[Aim of the exercise] Locate each line containing the string "this" and copy it out.

(Extracts from a graphics dataset)
## BEGIN

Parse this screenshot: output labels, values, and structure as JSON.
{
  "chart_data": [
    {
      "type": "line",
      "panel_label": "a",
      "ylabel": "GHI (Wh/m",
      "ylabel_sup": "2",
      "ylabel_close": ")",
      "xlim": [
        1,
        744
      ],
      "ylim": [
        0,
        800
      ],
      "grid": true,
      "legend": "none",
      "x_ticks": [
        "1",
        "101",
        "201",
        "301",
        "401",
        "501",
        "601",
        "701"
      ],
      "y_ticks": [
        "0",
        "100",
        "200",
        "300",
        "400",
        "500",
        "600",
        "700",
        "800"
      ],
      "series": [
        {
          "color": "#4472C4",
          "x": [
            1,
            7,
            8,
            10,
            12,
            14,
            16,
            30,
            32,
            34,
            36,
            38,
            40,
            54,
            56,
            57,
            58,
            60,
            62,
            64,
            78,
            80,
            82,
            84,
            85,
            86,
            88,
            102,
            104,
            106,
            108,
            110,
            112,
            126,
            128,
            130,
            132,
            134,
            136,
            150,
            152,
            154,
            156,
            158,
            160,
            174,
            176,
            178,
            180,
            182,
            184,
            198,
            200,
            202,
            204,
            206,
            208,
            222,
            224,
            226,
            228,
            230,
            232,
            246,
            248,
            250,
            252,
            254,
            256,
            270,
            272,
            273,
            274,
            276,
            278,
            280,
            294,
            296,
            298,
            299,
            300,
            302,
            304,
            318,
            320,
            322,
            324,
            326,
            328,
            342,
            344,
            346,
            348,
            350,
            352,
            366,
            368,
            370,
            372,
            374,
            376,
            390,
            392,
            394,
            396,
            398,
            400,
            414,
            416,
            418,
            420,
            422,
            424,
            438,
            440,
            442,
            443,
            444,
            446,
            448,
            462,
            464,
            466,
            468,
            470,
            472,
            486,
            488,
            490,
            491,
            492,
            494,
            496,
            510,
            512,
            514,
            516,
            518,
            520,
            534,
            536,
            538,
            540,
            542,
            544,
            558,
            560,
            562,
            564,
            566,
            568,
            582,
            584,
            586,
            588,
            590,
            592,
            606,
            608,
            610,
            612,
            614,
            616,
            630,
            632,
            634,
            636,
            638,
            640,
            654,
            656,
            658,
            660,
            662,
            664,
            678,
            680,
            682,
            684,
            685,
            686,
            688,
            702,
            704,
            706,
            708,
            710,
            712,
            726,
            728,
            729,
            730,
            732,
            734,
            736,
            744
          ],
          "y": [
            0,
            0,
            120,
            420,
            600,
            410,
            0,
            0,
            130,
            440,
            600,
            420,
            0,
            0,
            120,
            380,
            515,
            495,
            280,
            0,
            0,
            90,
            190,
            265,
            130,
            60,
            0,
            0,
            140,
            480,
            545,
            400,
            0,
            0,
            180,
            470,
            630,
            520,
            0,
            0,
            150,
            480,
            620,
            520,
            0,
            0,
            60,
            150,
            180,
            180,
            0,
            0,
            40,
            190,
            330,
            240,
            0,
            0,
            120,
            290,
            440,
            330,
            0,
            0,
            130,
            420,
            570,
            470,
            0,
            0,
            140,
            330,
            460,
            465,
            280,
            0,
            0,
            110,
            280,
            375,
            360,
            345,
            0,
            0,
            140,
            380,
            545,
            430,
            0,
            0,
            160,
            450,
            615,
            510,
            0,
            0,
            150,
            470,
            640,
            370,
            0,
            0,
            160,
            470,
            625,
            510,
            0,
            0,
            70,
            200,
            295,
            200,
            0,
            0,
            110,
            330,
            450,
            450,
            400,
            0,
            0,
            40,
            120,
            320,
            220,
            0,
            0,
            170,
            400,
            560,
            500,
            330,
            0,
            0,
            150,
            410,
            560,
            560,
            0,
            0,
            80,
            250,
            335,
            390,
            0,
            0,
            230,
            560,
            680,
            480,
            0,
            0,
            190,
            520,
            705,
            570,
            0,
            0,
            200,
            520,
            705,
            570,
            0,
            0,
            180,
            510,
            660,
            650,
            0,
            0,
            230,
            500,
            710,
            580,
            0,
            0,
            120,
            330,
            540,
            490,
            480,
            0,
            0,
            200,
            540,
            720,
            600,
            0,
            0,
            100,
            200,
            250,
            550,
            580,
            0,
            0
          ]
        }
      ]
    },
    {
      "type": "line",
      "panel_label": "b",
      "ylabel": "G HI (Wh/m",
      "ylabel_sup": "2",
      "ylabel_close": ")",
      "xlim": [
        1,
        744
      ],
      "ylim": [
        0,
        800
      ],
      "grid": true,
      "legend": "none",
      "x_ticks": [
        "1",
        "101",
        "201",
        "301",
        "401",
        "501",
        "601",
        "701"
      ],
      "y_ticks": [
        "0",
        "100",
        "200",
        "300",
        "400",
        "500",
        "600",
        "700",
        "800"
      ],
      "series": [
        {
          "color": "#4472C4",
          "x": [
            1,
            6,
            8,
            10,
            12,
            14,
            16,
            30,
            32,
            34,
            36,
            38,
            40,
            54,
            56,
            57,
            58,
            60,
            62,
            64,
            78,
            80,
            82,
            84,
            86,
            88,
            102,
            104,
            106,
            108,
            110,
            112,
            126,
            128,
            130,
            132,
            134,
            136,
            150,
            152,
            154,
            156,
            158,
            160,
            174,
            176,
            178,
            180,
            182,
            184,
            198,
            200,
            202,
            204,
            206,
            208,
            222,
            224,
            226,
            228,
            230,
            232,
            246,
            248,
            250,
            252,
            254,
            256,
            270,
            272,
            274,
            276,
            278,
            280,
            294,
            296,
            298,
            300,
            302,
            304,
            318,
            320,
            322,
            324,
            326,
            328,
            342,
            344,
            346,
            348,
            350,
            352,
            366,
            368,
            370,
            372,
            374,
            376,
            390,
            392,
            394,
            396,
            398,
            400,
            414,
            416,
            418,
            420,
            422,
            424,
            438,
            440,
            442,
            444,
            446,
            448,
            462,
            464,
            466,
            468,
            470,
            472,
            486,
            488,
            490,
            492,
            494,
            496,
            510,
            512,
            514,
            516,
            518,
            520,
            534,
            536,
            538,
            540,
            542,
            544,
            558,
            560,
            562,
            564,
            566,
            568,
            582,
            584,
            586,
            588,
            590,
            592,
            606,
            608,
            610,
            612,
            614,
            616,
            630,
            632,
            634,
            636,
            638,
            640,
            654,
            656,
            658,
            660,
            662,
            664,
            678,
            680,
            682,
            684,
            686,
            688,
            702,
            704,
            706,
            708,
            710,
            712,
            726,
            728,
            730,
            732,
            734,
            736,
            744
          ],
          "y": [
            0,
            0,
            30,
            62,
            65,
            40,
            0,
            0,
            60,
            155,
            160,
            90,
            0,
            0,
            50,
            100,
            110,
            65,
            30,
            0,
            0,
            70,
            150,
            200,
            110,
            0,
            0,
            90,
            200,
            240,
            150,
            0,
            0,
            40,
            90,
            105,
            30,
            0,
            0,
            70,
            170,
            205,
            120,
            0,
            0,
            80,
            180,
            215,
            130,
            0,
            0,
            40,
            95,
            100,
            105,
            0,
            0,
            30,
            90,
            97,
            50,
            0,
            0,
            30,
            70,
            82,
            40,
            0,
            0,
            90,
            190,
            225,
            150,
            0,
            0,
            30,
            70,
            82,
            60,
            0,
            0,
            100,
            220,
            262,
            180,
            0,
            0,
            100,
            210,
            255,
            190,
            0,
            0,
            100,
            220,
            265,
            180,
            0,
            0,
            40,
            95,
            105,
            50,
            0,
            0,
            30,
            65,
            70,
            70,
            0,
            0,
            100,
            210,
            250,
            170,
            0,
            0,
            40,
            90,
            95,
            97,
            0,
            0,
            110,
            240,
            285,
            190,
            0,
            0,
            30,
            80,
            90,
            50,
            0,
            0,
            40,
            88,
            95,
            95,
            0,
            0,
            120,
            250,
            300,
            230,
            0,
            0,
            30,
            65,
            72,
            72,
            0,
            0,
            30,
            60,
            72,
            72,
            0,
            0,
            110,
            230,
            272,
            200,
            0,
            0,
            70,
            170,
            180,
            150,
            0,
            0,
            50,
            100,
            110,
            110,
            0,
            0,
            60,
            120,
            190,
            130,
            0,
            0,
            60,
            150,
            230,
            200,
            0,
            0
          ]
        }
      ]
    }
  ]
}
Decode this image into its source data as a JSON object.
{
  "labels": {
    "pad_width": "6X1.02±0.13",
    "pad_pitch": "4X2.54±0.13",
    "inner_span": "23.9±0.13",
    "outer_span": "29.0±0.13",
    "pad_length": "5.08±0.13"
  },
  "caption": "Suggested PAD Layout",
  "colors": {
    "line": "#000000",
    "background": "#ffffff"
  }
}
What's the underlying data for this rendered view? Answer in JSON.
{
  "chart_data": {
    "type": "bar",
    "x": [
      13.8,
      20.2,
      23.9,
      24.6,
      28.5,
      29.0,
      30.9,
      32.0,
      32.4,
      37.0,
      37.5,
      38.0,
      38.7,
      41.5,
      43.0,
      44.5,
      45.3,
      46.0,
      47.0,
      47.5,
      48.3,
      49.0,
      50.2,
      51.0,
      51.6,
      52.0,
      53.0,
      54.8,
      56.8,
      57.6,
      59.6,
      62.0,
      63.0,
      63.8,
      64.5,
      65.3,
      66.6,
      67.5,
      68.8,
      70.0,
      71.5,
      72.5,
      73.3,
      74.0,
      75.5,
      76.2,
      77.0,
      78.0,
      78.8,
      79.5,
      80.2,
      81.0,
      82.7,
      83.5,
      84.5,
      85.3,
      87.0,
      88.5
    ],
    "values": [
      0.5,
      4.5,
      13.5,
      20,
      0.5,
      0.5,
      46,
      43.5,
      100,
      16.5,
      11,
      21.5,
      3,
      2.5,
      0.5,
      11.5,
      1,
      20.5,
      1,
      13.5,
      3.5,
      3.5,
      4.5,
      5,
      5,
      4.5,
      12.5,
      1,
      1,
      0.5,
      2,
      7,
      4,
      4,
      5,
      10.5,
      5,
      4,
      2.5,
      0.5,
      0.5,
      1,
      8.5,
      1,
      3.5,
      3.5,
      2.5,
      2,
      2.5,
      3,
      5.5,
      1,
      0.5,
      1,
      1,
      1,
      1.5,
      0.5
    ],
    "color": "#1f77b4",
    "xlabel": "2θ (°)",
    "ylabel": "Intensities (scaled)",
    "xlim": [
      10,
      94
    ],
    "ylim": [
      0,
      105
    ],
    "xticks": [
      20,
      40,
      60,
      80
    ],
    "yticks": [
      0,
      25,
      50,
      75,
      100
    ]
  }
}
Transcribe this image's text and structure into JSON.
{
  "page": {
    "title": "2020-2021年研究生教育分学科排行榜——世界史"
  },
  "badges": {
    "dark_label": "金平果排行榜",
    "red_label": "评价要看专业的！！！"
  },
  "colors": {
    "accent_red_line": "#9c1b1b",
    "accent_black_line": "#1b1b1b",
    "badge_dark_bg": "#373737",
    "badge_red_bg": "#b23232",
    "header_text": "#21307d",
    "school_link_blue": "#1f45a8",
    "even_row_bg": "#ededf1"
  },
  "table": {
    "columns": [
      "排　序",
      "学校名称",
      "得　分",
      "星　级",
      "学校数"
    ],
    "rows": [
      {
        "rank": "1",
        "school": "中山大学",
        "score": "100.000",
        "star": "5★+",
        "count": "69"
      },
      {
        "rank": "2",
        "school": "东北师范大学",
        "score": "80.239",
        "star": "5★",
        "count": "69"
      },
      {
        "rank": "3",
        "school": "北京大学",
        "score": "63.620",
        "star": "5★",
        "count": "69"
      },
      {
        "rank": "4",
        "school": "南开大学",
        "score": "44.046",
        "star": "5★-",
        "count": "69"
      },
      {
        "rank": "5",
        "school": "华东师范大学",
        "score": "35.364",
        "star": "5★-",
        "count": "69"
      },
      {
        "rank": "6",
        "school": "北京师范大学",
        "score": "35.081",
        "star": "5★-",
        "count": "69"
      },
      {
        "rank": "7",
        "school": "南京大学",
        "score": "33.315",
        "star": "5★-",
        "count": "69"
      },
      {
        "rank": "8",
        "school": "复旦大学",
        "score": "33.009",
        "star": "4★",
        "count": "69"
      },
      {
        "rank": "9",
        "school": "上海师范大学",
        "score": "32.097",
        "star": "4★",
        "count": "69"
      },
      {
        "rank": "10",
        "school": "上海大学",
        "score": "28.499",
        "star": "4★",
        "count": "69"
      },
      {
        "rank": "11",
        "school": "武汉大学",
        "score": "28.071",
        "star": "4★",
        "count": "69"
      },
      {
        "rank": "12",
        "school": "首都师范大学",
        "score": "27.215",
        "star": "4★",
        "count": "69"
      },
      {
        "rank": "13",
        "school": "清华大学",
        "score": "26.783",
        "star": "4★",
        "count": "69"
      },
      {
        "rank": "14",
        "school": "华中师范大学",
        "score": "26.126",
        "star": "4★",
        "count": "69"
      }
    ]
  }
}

## END

[Full solution]
Parse this screenshot: output labels, values, and structure as JSON.
Decode this image into its source data as a JSON object.
What's the underlying data for this rendered view? Answer in JSON.
Transcribe this image's text and structure into JSON.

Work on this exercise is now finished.